### WHAT YOU SHOULD DO
Lay out the records, from their first line through the line containing "hint-text: 次回のログインから有効になります。 [28,223,216,237]", as a JSON list of strings with one string per line and no blank lines.

Spatial layout entries
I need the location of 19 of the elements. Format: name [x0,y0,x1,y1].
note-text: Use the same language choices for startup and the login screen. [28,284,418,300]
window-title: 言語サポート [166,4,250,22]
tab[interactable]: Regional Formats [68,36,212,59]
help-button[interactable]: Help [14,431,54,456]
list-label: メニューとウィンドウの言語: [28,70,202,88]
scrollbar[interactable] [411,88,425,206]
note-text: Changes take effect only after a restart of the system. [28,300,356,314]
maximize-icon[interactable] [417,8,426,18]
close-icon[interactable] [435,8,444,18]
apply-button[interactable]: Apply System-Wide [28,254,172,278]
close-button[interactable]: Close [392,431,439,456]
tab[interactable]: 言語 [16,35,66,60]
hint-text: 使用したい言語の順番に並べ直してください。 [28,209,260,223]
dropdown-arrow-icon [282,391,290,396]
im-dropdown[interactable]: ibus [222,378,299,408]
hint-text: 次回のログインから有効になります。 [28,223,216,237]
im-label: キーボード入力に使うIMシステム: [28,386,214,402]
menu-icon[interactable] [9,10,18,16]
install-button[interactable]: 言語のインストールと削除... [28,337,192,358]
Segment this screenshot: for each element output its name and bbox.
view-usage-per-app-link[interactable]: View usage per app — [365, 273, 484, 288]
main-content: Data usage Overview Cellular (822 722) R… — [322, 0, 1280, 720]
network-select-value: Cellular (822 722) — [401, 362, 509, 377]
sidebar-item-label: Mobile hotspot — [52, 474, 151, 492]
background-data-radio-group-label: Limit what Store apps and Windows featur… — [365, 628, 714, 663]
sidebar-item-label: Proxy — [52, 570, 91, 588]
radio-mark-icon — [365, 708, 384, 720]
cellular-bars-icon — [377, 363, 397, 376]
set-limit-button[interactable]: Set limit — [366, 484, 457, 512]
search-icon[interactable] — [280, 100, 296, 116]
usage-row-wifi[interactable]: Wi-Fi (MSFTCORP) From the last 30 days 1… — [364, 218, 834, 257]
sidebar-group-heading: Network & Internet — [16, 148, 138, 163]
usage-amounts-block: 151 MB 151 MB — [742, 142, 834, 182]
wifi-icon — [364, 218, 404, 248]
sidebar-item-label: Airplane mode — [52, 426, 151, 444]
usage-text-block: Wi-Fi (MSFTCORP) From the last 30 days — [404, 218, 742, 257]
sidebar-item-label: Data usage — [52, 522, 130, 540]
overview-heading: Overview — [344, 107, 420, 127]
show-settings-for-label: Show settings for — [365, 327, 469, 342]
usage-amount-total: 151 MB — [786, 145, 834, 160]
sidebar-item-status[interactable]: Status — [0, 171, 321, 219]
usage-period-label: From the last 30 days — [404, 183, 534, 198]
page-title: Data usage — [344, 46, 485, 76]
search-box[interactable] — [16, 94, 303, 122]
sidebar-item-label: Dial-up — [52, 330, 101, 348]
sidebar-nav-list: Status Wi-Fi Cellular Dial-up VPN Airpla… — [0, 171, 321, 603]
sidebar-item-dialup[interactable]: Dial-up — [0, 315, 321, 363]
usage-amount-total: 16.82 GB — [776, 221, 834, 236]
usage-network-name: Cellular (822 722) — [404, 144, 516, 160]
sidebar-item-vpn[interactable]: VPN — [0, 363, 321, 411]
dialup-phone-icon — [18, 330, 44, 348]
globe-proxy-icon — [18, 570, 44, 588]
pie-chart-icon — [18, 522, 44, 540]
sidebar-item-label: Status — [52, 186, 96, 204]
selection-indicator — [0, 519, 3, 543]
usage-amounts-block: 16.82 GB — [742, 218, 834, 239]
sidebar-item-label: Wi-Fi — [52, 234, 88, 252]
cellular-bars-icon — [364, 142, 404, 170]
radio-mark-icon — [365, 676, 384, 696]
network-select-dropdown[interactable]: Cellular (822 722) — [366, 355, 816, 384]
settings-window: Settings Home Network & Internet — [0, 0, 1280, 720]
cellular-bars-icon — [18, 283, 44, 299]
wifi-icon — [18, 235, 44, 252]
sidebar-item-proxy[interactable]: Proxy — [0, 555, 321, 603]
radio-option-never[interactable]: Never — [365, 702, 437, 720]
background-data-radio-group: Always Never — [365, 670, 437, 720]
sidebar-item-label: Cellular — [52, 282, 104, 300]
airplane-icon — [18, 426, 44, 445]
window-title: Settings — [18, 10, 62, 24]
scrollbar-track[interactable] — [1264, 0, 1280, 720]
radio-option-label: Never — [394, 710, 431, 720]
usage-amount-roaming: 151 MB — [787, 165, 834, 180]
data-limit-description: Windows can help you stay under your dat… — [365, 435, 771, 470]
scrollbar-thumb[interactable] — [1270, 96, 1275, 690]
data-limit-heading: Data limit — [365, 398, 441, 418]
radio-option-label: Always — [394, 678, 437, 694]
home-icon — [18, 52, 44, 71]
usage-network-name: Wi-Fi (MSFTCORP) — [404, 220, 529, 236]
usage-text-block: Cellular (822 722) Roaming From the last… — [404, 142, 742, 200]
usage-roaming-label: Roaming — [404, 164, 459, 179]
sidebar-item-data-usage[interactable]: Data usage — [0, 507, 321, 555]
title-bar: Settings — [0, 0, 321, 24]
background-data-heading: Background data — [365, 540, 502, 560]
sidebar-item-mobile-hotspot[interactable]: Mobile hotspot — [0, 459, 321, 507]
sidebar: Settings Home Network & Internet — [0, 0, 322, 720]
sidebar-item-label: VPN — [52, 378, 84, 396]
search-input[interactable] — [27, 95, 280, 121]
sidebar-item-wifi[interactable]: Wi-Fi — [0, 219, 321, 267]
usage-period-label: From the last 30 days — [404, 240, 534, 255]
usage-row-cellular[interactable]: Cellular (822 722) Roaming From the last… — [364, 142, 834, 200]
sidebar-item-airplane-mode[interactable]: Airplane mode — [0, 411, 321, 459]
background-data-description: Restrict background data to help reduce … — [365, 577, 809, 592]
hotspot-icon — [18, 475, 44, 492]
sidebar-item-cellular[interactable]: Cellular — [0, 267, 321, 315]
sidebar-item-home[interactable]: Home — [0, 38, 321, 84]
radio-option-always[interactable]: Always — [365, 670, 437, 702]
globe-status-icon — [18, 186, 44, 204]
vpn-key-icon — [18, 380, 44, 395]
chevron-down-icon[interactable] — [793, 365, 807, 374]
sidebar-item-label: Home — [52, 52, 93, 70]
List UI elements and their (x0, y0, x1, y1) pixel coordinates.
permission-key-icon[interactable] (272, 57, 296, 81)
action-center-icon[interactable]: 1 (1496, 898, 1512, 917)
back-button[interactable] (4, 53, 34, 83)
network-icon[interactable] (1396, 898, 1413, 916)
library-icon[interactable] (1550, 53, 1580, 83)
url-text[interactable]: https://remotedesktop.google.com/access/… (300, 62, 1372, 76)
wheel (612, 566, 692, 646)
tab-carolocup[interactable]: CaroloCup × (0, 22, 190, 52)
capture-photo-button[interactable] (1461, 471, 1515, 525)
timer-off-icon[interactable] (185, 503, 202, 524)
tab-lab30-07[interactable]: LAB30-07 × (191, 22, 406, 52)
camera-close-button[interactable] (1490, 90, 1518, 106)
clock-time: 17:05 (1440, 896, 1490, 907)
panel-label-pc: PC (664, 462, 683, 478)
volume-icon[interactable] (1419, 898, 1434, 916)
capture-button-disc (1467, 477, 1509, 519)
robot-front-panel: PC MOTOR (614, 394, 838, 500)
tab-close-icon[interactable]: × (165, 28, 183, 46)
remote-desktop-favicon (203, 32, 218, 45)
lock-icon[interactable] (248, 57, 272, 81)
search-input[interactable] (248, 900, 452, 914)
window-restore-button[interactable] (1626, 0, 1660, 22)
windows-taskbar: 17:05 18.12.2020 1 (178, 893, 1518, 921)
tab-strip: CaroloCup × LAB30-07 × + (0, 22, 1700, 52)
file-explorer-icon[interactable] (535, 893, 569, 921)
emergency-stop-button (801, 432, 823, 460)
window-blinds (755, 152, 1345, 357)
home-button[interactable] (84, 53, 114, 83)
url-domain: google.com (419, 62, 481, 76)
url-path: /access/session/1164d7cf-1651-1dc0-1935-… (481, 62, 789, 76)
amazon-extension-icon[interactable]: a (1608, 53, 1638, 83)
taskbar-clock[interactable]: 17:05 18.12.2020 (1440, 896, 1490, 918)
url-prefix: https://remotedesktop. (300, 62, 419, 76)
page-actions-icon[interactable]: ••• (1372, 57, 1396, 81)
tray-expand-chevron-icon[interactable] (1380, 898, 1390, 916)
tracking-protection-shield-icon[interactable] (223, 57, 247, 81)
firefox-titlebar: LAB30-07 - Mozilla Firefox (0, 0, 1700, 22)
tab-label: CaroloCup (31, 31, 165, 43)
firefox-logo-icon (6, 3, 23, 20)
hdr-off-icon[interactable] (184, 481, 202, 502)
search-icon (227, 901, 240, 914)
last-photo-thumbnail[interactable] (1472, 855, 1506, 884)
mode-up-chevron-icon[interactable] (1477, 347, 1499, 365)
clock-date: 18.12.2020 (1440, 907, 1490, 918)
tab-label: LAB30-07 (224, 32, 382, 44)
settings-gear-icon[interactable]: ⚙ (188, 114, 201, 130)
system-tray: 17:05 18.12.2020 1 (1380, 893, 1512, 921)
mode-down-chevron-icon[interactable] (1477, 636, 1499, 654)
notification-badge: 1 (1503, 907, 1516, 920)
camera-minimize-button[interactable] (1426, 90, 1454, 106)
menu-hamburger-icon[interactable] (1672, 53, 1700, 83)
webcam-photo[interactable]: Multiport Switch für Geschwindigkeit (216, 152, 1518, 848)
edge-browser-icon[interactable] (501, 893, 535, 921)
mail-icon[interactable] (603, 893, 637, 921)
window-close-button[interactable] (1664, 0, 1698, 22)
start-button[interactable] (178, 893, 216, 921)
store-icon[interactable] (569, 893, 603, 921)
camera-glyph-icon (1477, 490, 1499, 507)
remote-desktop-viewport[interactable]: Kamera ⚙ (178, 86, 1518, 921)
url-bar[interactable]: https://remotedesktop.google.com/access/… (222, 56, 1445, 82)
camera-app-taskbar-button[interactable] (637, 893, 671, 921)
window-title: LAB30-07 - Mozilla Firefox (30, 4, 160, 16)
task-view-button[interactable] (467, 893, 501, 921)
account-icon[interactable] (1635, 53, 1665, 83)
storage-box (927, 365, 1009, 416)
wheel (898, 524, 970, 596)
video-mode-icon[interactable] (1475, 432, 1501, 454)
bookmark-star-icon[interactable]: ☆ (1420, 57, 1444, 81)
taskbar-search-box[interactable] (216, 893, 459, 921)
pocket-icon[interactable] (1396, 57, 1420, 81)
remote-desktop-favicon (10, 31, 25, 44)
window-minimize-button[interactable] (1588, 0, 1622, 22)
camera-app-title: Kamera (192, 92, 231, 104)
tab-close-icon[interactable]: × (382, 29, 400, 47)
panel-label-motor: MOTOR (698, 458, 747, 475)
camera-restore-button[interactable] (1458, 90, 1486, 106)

### FULL OUTPUT
[
  "I need the location of 19 of the elements. Format: name [x0,y0,x1,y1].",
  "note-text: Use the same language choices for startup and the login screen. [28,284,418,300]",
  "window-title: 言語サポート [166,4,250,22]",
  "tab[interactable]: Regional Formats [68,36,212,59]",
  "help-button[interactable]: Help [14,431,54,456]",
  "list-label: メニューとウィンドウの言語: [28,70,202,88]",
  "scrollbar[interactable] [411,88,425,206]",
  "note-text: Changes take effect only after a restart of the system. [28,300,356,314]",
  "maximize-icon[interactable] [417,8,426,18]",
  "close-icon[interactable] [435,8,444,18]",
  "apply-button[interactable]: Apply System-Wide [28,254,172,278]",
  "close-button[interactable]: Close [392,431,439,456]",
  "tab[interactable]: 言語 [16,35,66,60]",
  "hint-text: 使用したい言語の順番に並べ直してください。 [28,209,260,223]",
  "dropdown-arrow-icon [282,391,290,396]",
  "im-dropdown[interactable]: ibus [222,378,299,408]",
  "hint-text: 次回のログインから有効になります。 [28,223,216,237]"
]